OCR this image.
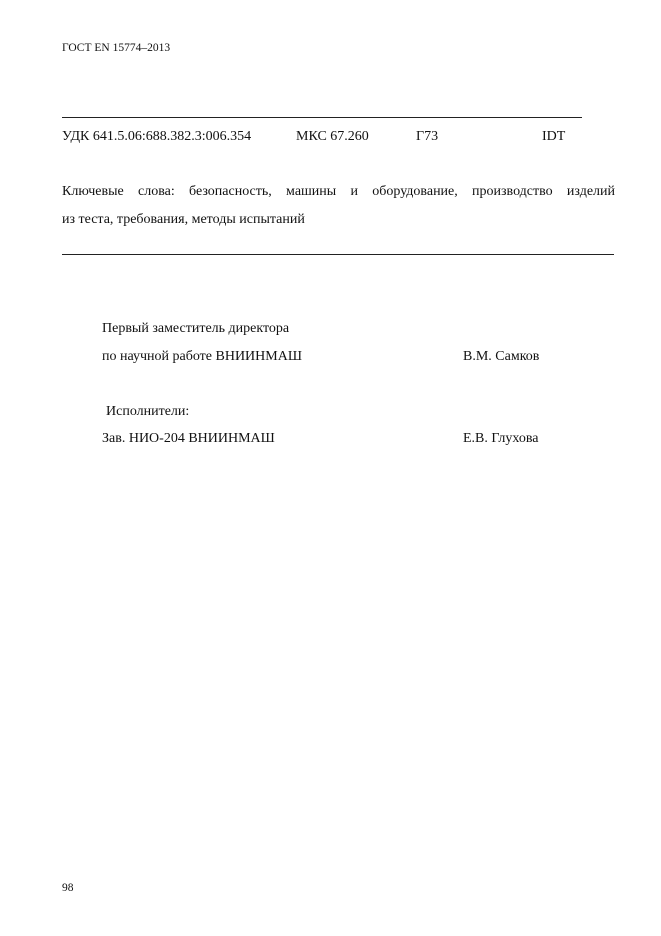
ГОСТ EN 15774–2013
УДК 641.5.06:688.382.3:006.354	МКС 67.260	Г73	IDT
Ключевые слова: безопасность, машины и оборудование, производство изделий
из теста, требования, методы испытаний
Первый заместитель директора
по научной работе ВНИИНМАШ	В.М. Самков
Исполнители:
Зав. НИО-204 ВНИИНМАШ	Е.В. Глухова
98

## What is expected
Print the full listing exactly, dropping the pictures.

## Written answer
OCR this image.
ГОСТ EN 15774–2013
УДК 641.5.06:688.382.3:006.354	МКС 67.260	Г73	IDT
Ключевые слова: безопасность, машины и оборудование, производство изделий
из теста, требования, методы испытаний
Первый заместитель директора
по научной работе ВНИИНМАШ	В.М. Самков
Исполнители:
Зав. НИО-204 ВНИИНМАШ	Е.В. Глухова
98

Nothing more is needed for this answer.